(Given problem):
Write out the entries below once more, exactly, with the pictures left out.

(Saved data entries)
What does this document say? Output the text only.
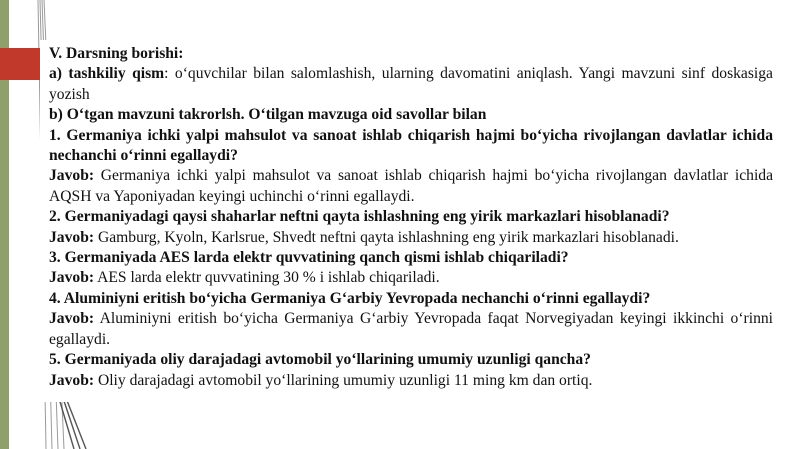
V. Darsning borishi:

a) tashkiliy qism: o‘quvchilar bilan salomlashish, ularning davomatini aniqlash. Yangi mavzuni sinf doskasiga yozish

b) O‘tgan mavzuni takrorlsh. O‘tilgan mavzuga oid savollar bilan

1. Germaniya ichki yalpi mahsulot va sanoat ishlab chiqarish hajmi bo‘yicha rivojlangan davlatlar ichida nechanchi o‘rinni egallaydi?

Javob: Germaniya ichki yalpi mahsulot va sanoat ishlab chiqarish hajmi bo‘yicha rivojlangan davlatlar ichida AQSH va Yaponiyadan keyingi uchinchi o‘rinni egallaydi.

2. Germaniyadagi qaysi shaharlar neftni qayta ishlashning eng yirik markazlari hisoblanadi?

Javob: Gamburg, Kyoln, Karlsrue, Shvedt neftni qayta ishlashning eng yirik markazlari hisoblanadi.

3. Germaniyada AES larda elektr quvvatining qanch qismi ishlab chiqariladi?

Javob: AES larda elektr quvvatining 30 % i ishlab chiqariladi.

4. Aluminiyni eritish bo‘yicha Germaniya G‘arbiy Yevropada nechanchi o‘rinni egallaydi?

Javob: Aluminiyni eritish bo‘yicha Germaniya G‘arbiy Yevropada faqat Norvegiyadan keyingi ikkinchi o‘rinni egallaydi.

5. Germaniyada oliy darajadagi avtomobil yo‘llarining umumiy uzunligi qancha?

Javob: Oliy darajadagi avtomobil yo‘llarining umumiy uzunligi 11 ming km dan ortiq.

(Answer to the problem):
What does this document say? Output the text only.
V. Darsning borishi:

a) tashkiliy qism: o‘quvchilar bilan salomlashish, ularning davomatini aniqlash. Yangi mavzuni sinf doskasiga yozish

b) O‘tgan mavzuni takrorlsh. O‘tilgan mavzuga oid savollar bilan

1. Germaniya ichki yalpi mahsulot va sanoat ishlab chiqarish hajmi bo‘yicha rivojlangan davlatlar ichida nechanchi o‘rinni egallaydi?

Javob: Germaniya ichki yalpi mahsulot va sanoat ishlab chiqarish hajmi bo‘yicha rivojlangan davlatlar ichida AQSH va Yaponiyadan keyingi uchinchi o‘rinni egallaydi.

2. Germaniyadagi qaysi shaharlar neftni qayta ishlashning eng yirik markazlari hisoblanadi?

Javob: Gamburg, Kyoln, Karlsrue, Shvedt neftni qayta ishlashning eng yirik markazlari hisoblanadi.

3. Germaniyada AES larda elektr quvvatining qanch qismi ishlab chiqariladi?

Javob: AES larda elektr quvvatining 30 % i ishlab chiqariladi.

4. Aluminiyni eritish bo‘yicha Germaniya G‘arbiy Yevropada nechanchi o‘rinni egallaydi?

Javob: Aluminiyni eritish bo‘yicha Germaniya G‘arbiy Yevropada faqat Norvegiyadan keyingi ikkinchi o‘rinni egallaydi.

5. Germaniyada oliy darajadagi avtomobil yo‘llarining umumiy uzunligi qancha?

Javob: Oliy darajadagi avtomobil yo‘llarining umumiy uzunligi 11 ming km dan ortiq.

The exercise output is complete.